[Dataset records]
_ _ _ _
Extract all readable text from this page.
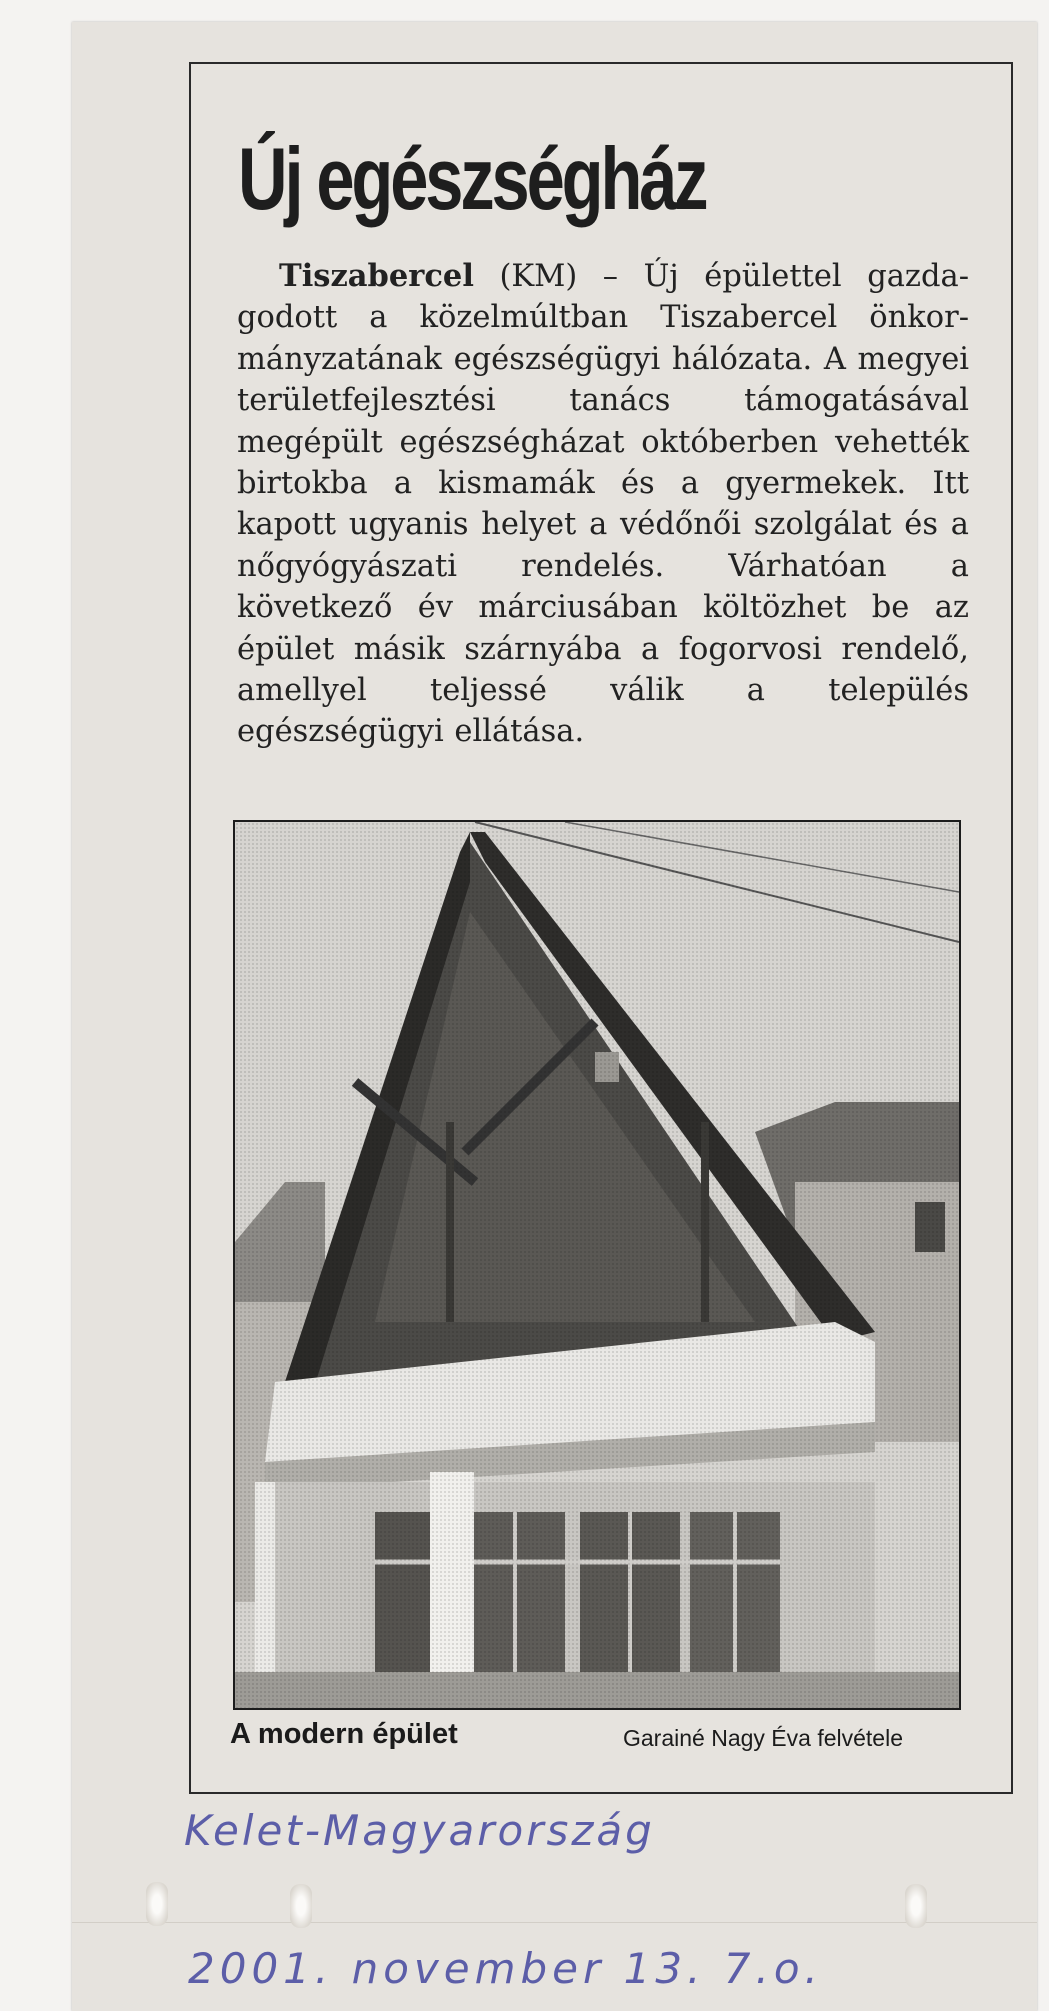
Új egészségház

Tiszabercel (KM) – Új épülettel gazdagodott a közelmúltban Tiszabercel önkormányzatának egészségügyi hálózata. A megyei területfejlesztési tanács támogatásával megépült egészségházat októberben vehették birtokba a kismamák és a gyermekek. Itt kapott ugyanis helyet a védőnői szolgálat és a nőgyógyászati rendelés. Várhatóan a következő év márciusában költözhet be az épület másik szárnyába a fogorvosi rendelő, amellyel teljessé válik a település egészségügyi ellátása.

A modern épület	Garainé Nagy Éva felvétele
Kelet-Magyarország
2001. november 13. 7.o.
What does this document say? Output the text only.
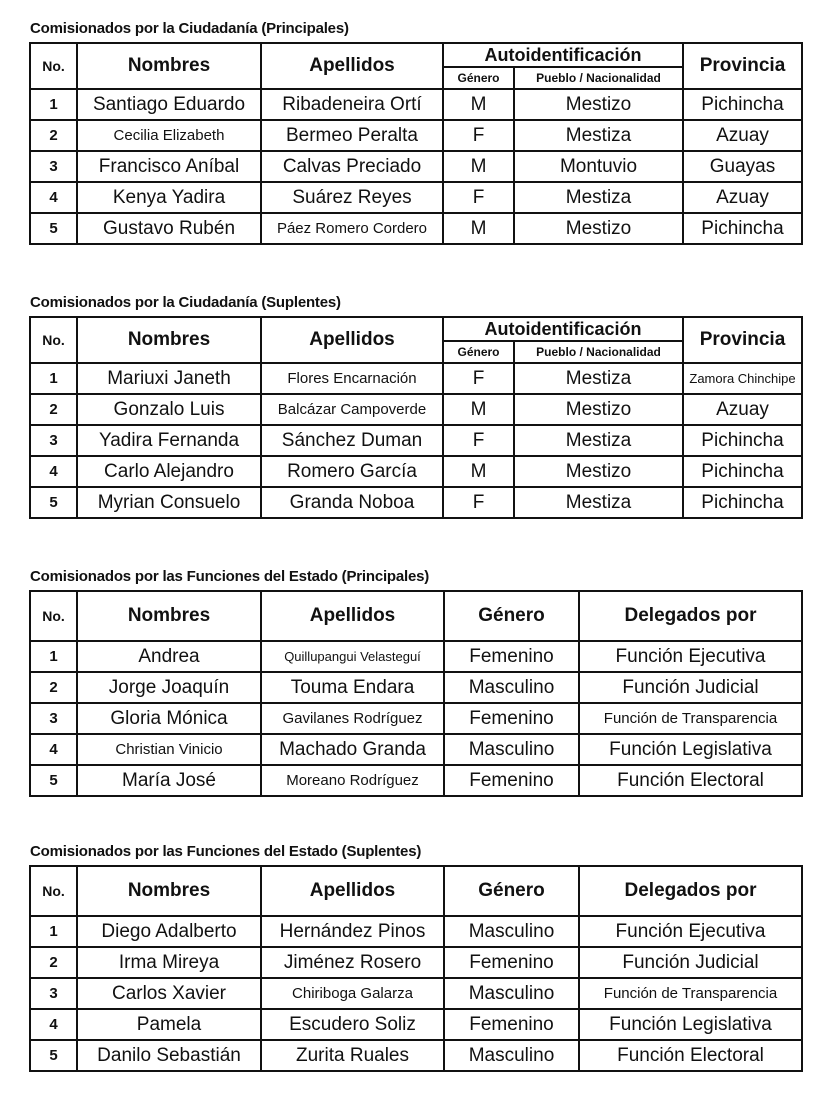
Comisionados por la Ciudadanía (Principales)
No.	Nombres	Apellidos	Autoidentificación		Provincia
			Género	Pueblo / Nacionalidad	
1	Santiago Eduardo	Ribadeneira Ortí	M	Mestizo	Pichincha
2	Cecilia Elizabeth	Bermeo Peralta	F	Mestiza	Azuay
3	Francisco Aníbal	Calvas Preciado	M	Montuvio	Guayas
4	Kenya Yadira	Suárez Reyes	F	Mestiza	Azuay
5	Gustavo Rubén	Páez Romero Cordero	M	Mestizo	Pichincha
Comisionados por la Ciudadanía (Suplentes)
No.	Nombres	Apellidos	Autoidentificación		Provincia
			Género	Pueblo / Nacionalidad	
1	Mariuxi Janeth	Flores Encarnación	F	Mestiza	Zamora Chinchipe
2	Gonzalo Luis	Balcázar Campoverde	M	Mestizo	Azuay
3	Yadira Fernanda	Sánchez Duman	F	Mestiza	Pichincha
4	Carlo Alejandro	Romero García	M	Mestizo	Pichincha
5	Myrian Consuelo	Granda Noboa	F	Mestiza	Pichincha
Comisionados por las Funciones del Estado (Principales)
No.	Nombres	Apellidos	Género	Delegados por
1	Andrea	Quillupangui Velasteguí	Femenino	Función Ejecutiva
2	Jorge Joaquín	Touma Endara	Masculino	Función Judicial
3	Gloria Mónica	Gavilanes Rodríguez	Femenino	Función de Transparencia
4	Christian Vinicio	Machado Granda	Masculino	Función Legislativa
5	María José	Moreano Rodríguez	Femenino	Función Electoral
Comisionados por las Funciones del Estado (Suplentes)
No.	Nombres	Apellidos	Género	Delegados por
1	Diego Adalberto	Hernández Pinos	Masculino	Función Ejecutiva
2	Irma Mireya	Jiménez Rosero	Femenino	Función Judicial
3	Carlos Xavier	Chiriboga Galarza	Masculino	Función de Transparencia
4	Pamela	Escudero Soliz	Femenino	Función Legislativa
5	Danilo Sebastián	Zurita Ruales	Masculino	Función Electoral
_ _ _ _
EXERCISE PROMPT – Say how many lines in the records contain the string "Función", and say nothing else.

RESPONSE TO THE TASK – 10